Written request. Omit every picture and return the rest of the data unaltered.
=== Stored records ===
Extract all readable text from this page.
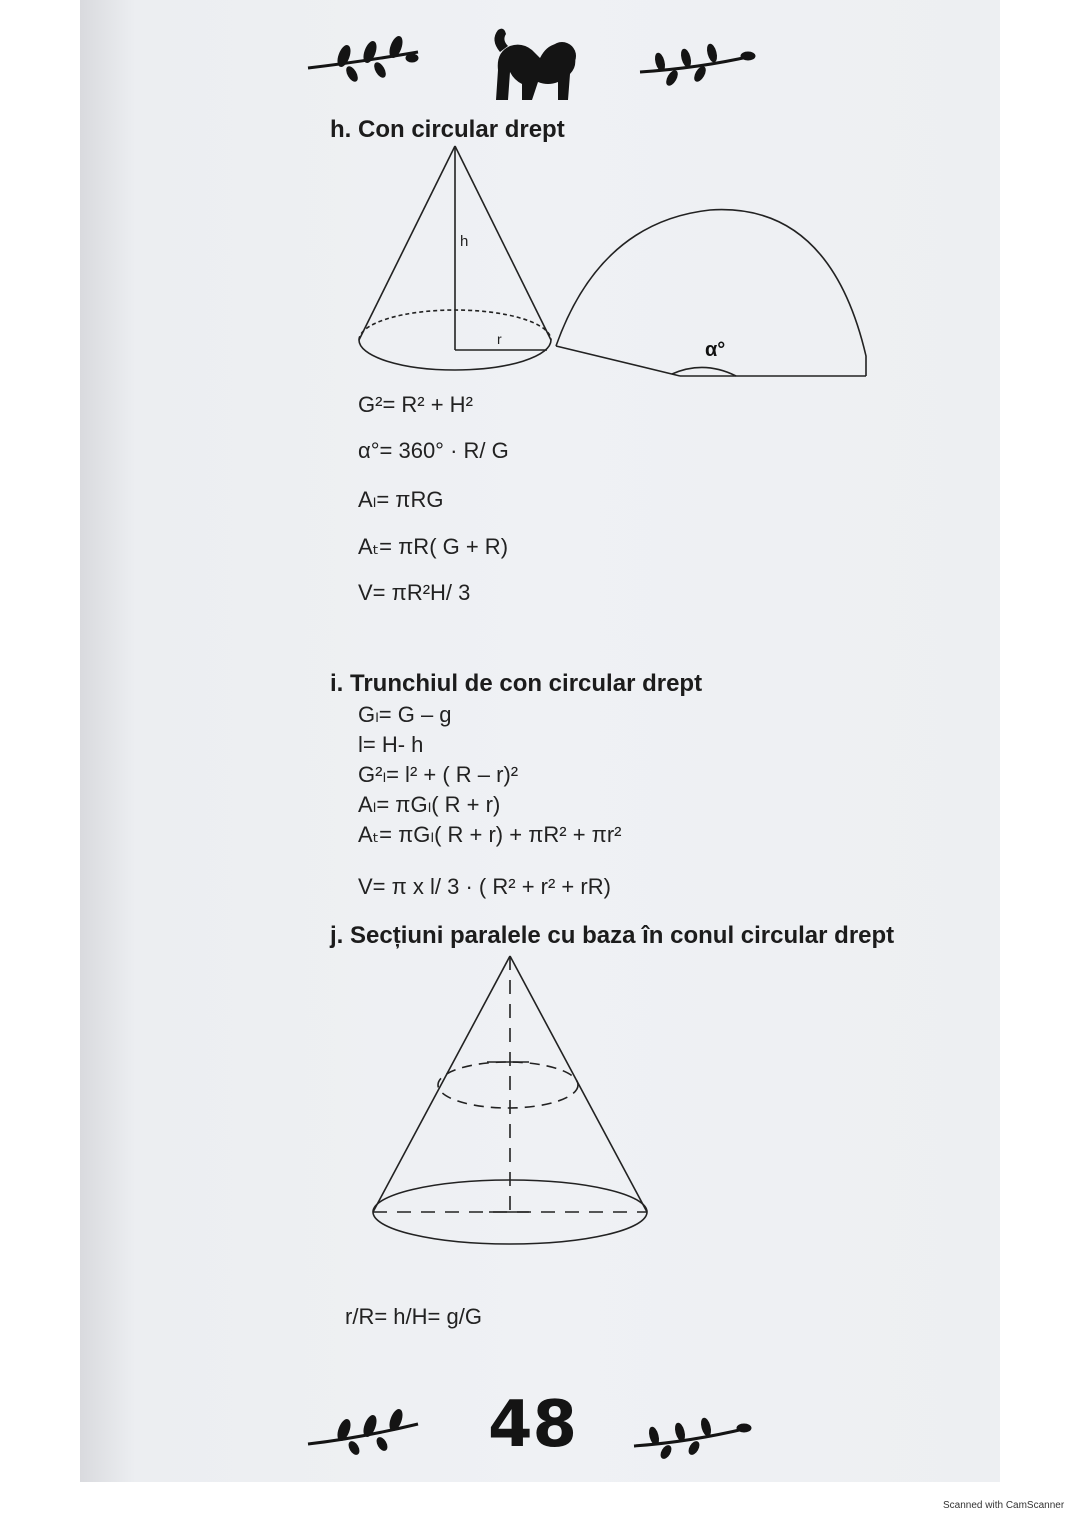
h. Con circular drept
h
r	α°
G²= R² + H²
α°= 360° · R/ G
Aₗ= πRG
Aₜ= πR( G + R)
V= πR²H/ 3
i. Trunchiul de con circular drept
Gₗ= G – g
l= H- h
G²ₗ= l² + ( R – r)²
Aₗ= πGₗ( R + r)
Aₜ= πGₗ( R + r) + πR² + πr²
V= π x l/ 3 · ( R² + r² + rR)
j. Secțiuni paralele cu baza în conul circular drept
r/R= h/H= g/G
48
Scanned with CamScanner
===
Exercise output.
Extract all readable text from this page.
h. Con circular drept
h
r	α°
G²= R² + H²
α°= 360° · R/ G
Aₗ= πRG
Aₜ= πR( G + R)
V= πR²H/ 3
i. Trunchiul de con circular drept
Gₗ= G – g
l= H- h
G²ₗ= l² + ( R – r)²
Aₗ= πGₗ( R + r)
Aₜ= πGₗ( R + r) + πR² + πr²
V= π x l/ 3 · ( R² + r² + rR)
j. Secțiuni paralele cu baza în conul circular drept
r/R= h/H= g/G
48
Scanned with CamScanner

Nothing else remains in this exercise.